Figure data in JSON
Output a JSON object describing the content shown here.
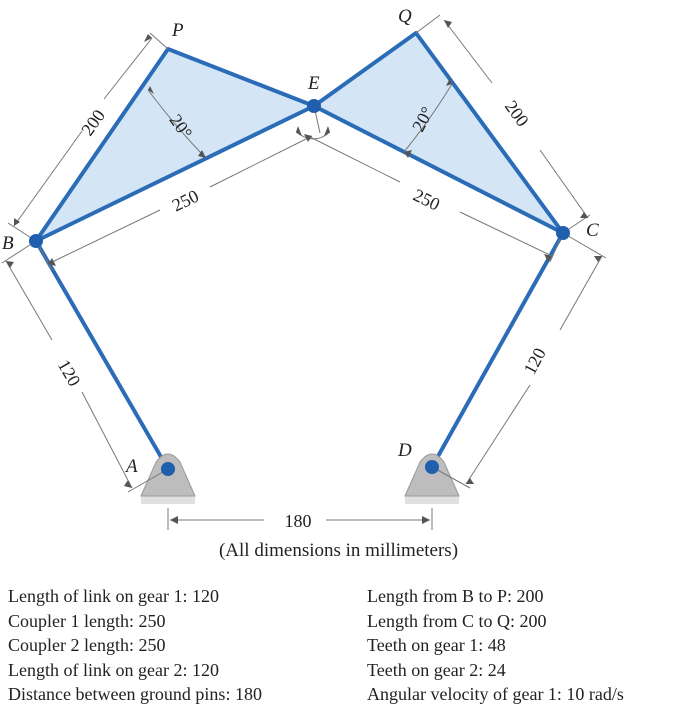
{
  "points": {
    "P": "P",
    "Q": "Q",
    "E": "E",
    "B": "B",
    "C": "C",
    "A": "A",
    "D": "D"
  },
  "dimensions": {
    "bp": "200",
    "cq": "200",
    "be": "250",
    "ce": "250",
    "ab": "120",
    "dc": "120",
    "ad": "180",
    "angle_p": "20°",
    "angle_q": "20°"
  },
  "note": "(All dimensions in millimeters)",
  "specs_left": [
    "Length of link on gear 1: 120",
    "Coupler 1 length: 250",
    "Coupler 2 length: 250",
    "Length of link on gear 2: 120",
    "Distance between ground pins: 180"
  ],
  "specs_right": [
    "Length from B to P: 200",
    "Length from C to Q: 200",
    "Teeth on gear 1: 48",
    "Teeth on gear 2: 24",
    "Angular velocity of gear 1: 10 rad/s"
  ],
  "colors": {
    "link": "#2b6cb8",
    "fill": "#d4e6f5",
    "joint": "#1f5fae",
    "dimension": "#666666",
    "ground": "#bdbdbd"
  }
}
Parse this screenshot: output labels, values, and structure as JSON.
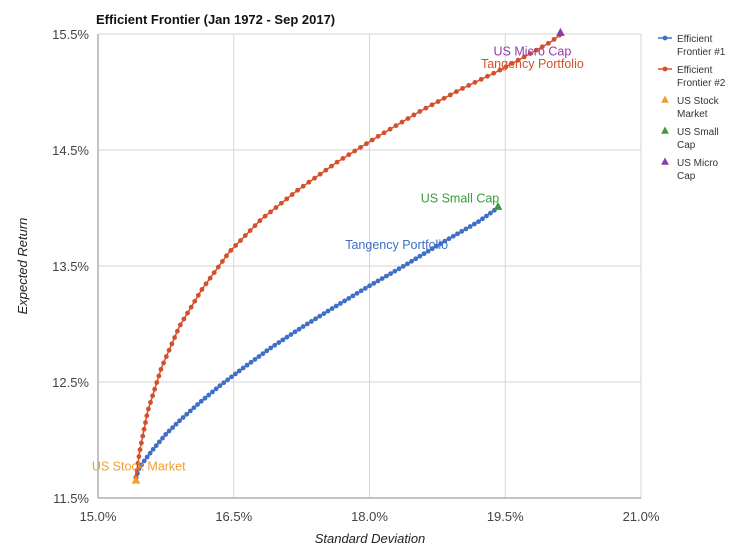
{
  "chart_data": {
    "type": "scatter",
    "title": "Efficient Frontier (Jan 1972 - Sep 2017)",
    "xlabel": "Standard Deviation",
    "ylabel": "Expected Return",
    "xlim": [
      15.0,
      21.0
    ],
    "ylim": [
      11.5,
      15.5
    ],
    "x_ticks": [
      15.0,
      16.5,
      18.0,
      19.5,
      21.0
    ],
    "x_tick_labels": [
      "15.0%",
      "16.5%",
      "18.0%",
      "19.5%",
      "21.0%"
    ],
    "y_ticks": [
      11.5,
      12.5,
      13.5,
      14.5,
      15.5
    ],
    "y_tick_labels": [
      "11.5%",
      "12.5%",
      "13.5%",
      "14.5%",
      "15.5%"
    ],
    "grid": true,
    "legend_position": "right",
    "series": [
      {
        "name": "Efficient Frontier #1",
        "kind": "line-markers",
        "color": "#3f6fc6",
        "x": [
          15.42,
          15.45,
          15.52,
          15.62,
          15.75,
          15.92,
          16.12,
          16.35,
          16.62,
          16.92,
          17.25,
          17.6,
          17.98,
          18.38,
          18.8,
          19.2,
          19.38
        ],
        "y": [
          11.67,
          11.75,
          11.83,
          11.93,
          12.05,
          12.18,
          12.32,
          12.47,
          12.63,
          12.8,
          12.97,
          13.14,
          13.32,
          13.5,
          13.7,
          13.88,
          13.98
        ]
      },
      {
        "name": "Efficient Frontier #2",
        "kind": "line-markers",
        "color": "#d4502c",
        "x": [
          15.42,
          15.46,
          15.55,
          15.7,
          15.9,
          16.15,
          16.45,
          16.8,
          17.2,
          17.65,
          18.1,
          18.55,
          19.0,
          19.42,
          19.75,
          20.0,
          20.1
        ],
        "y": [
          11.68,
          11.9,
          12.25,
          12.62,
          12.98,
          13.3,
          13.62,
          13.9,
          14.15,
          14.4,
          14.62,
          14.83,
          15.02,
          15.18,
          15.32,
          15.43,
          15.49
        ]
      },
      {
        "name": "US Stock Market",
        "kind": "triangle",
        "color": "#f0a030",
        "x": [
          15.42
        ],
        "y": [
          11.65
        ]
      },
      {
        "name": "US Small Cap",
        "kind": "triangle",
        "color": "#3c9a3c",
        "x": [
          19.42
        ],
        "y": [
          14.01
        ]
      },
      {
        "name": "US Micro Cap",
        "kind": "triangle",
        "color": "#8e3aa8",
        "x": [
          20.11
        ],
        "y": [
          15.51
        ]
      }
    ],
    "legend": [
      {
        "lines": [
          "Efficient",
          "Frontier #1"
        ],
        "color": "#3f6fc6",
        "marker": "line"
      },
      {
        "lines": [
          "Efficient",
          "Frontier #2"
        ],
        "color": "#d4502c",
        "marker": "line"
      },
      {
        "lines": [
          "US Stock",
          "Market"
        ],
        "color": "#f0a030",
        "marker": "triangle"
      },
      {
        "lines": [
          "US Small",
          "Cap"
        ],
        "color": "#3c9a3c",
        "marker": "triangle"
      },
      {
        "lines": [
          "US Micro",
          "Cap"
        ],
        "color": "#8e3aa8",
        "marker": "triangle"
      }
    ],
    "annotations": [
      {
        "text": "US Micro Cap",
        "color": "#8e3aa8",
        "x": 19.8,
        "y": 15.35
      },
      {
        "text": "Tangency Portfolio",
        "color": "#d4502c",
        "x": 19.8,
        "y": 15.24
      },
      {
        "text": "US Small Cap",
        "color": "#3c9a3c",
        "x": 19.0,
        "y": 14.08
      },
      {
        "text": "Tangency Portfolio",
        "color": "#3f6fc6",
        "x": 18.3,
        "y": 13.68
      },
      {
        "text": "US Stock Market",
        "color": "#f0a030",
        "x": 15.45,
        "y": 11.77
      }
    ]
  }
}
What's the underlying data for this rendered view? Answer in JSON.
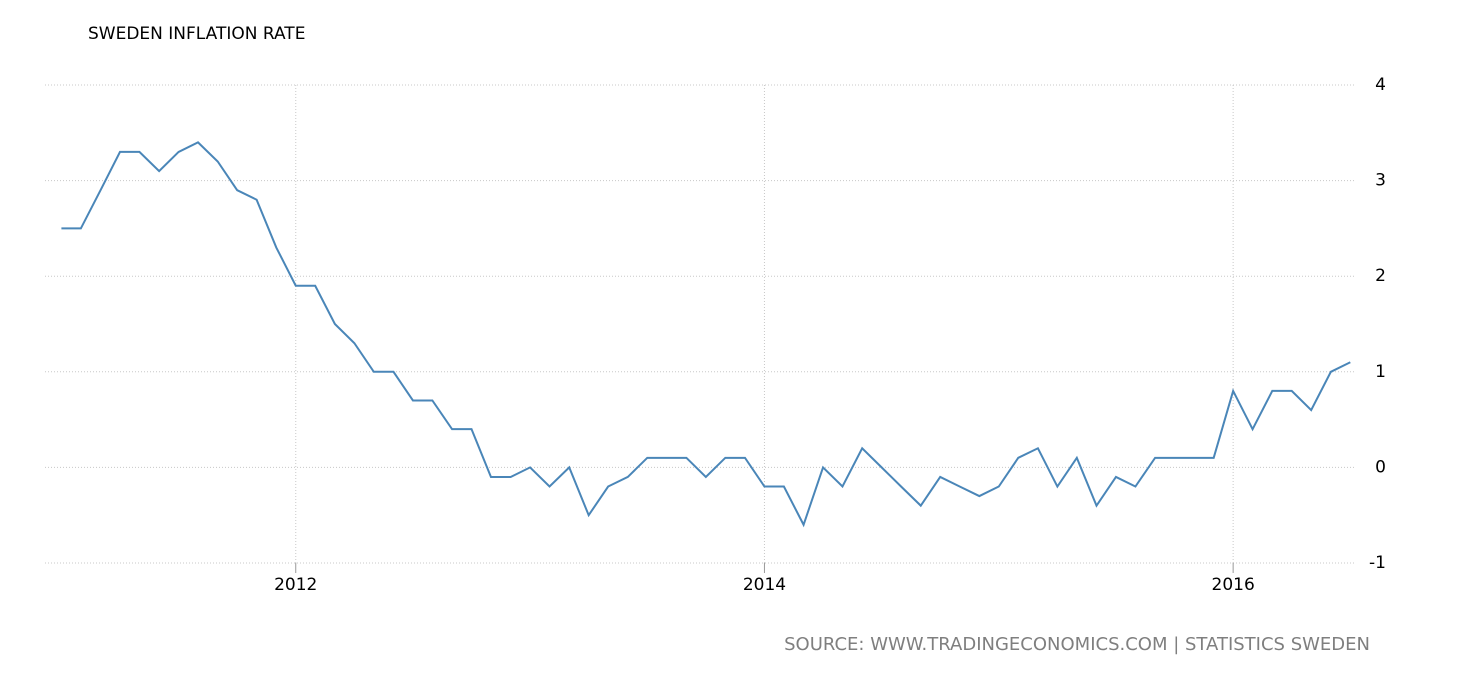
{
  "chart_data": {
    "type": "line",
    "title": "SWEDEN INFLATION RATE",
    "source": "SOURCE: WWW.TRADINGECONOMICS.COM | STATISTICS SWEDEN",
    "x": [
      2011.0,
      2011.083,
      2011.167,
      2011.25,
      2011.333,
      2011.417,
      2011.5,
      2011.583,
      2011.667,
      2011.75,
      2011.833,
      2011.917,
      2012.0,
      2012.083,
      2012.167,
      2012.25,
      2012.333,
      2012.417,
      2012.5,
      2012.583,
      2012.667,
      2012.75,
      2012.833,
      2012.917,
      2013.0,
      2013.083,
      2013.167,
      2013.25,
      2013.333,
      2013.417,
      2013.5,
      2013.583,
      2013.667,
      2013.75,
      2013.833,
      2013.917,
      2014.0,
      2014.083,
      2014.167,
      2014.25,
      2014.333,
      2014.417,
      2014.5,
      2014.583,
      2014.667,
      2014.75,
      2014.833,
      2014.917,
      2015.0,
      2015.083,
      2015.167,
      2015.25,
      2015.333,
      2015.417,
      2015.5,
      2015.583,
      2015.667,
      2015.75,
      2015.833,
      2015.917,
      2016.0,
      2016.083,
      2016.167,
      2016.25,
      2016.333,
      2016.417,
      2016.5
    ],
    "series": [
      {
        "name": "Sweden Inflation Rate",
        "color": "#4a86b8",
        "values": [
          2.5,
          2.5,
          2.9,
          3.3,
          3.3,
          3.1,
          3.3,
          3.4,
          3.2,
          2.9,
          2.8,
          2.3,
          1.9,
          1.9,
          1.5,
          1.3,
          1.0,
          1.0,
          0.7,
          0.7,
          0.4,
          0.4,
          -0.1,
          -0.1,
          0.0,
          -0.2,
          0.0,
          -0.5,
          -0.2,
          -0.1,
          0.1,
          0.1,
          0.1,
          -0.1,
          0.1,
          0.1,
          -0.2,
          -0.2,
          -0.6,
          0.0,
          -0.2,
          0.2,
          0.0,
          -0.2,
          -0.4,
          -0.1,
          -0.2,
          -0.3,
          -0.2,
          0.1,
          0.2,
          -0.2,
          0.1,
          -0.4,
          -0.1,
          -0.2,
          0.1,
          0.1,
          0.1,
          0.1,
          0.8,
          0.4,
          0.8,
          0.8,
          0.6,
          1.0,
          1.1
        ]
      }
    ],
    "xlim": [
      2010.93,
      2016.52
    ],
    "xticks": [
      2012,
      2014,
      2016
    ],
    "ylim": [
      -1,
      4
    ],
    "yticks": [
      -1,
      0,
      1,
      2,
      3,
      4
    ],
    "grid": true
  }
}
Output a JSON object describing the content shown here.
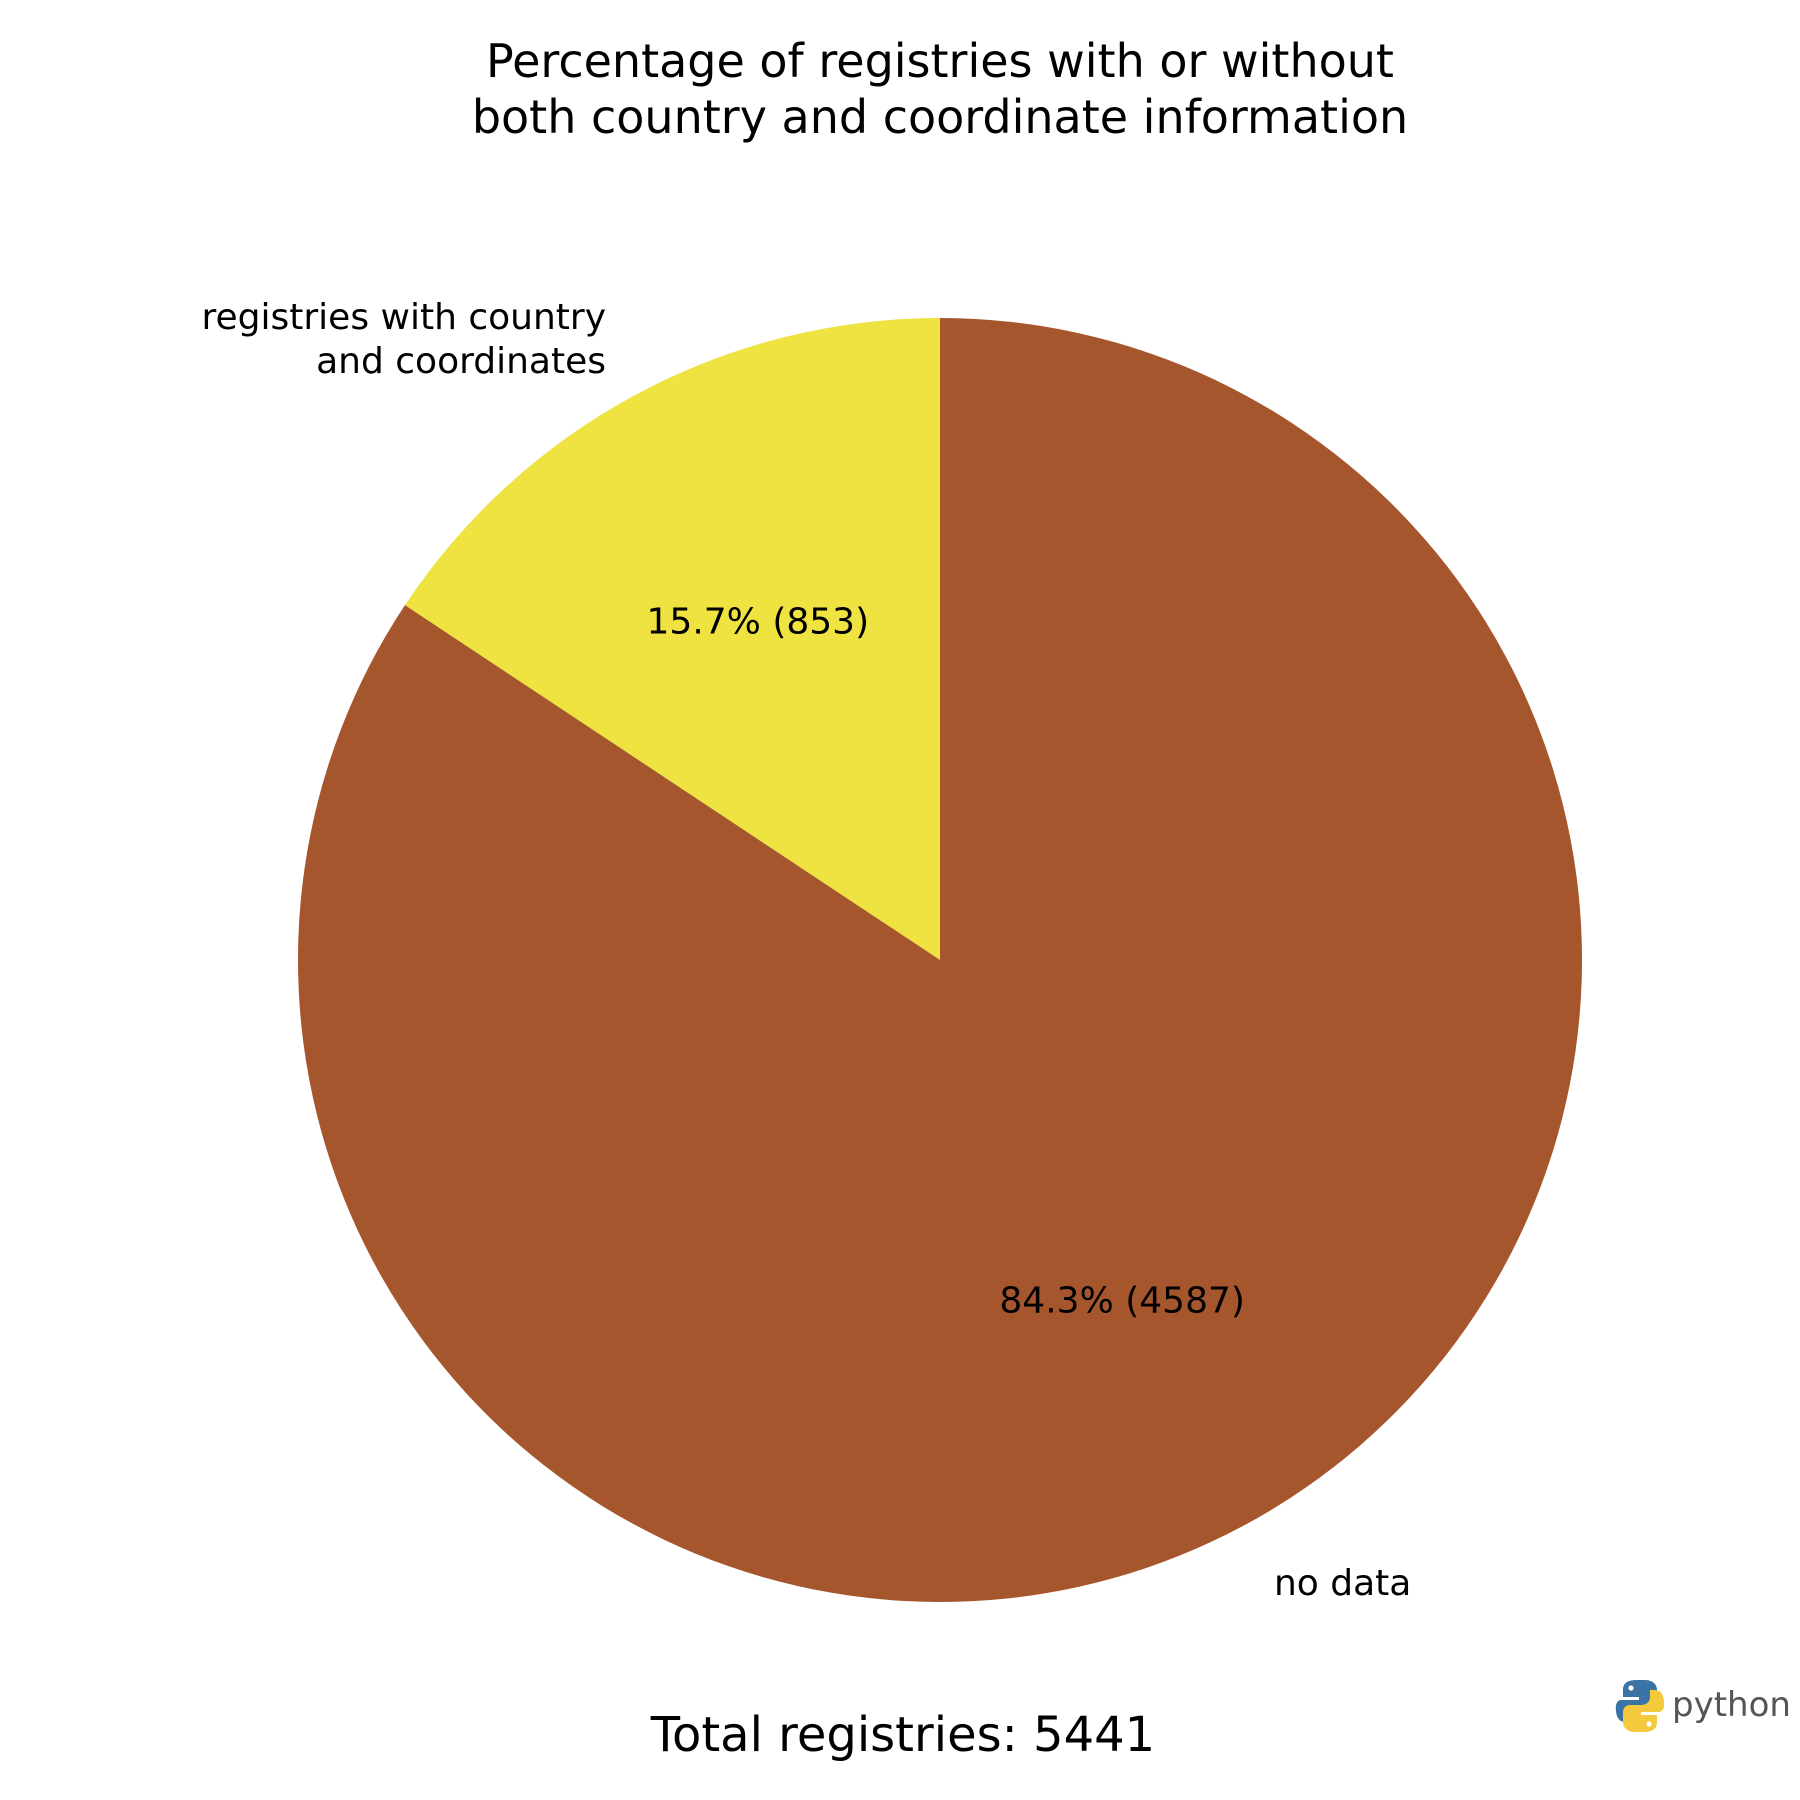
{
  "chart_data": {
    "type": "pie",
    "title": [
      "Percentage of registries with or without",
      "both country and coordinate information"
    ],
    "labels": [
      [
        "registries with country",
        "and coordinates"
      ],
      [
        "no data"
      ]
    ],
    "values": [
      853,
      4587
    ],
    "percent_labels": [
      "15.7% (853)",
      "84.3% (4587)"
    ],
    "colors": [
      "#EEE340",
      "#A6562C"
    ],
    "start_angle_deg": 90,
    "direction": "counterclockwise",
    "footer": "Total registries: 5441"
  },
  "logo": {
    "text": "python",
    "icon": "python-logo-icon"
  }
}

- [SHORT PROBLEM]:
Extract lines where the string "country" occurs.

- [PROBLEM SOLUTION]:
      "both country and coordinate information"
        "registries with country",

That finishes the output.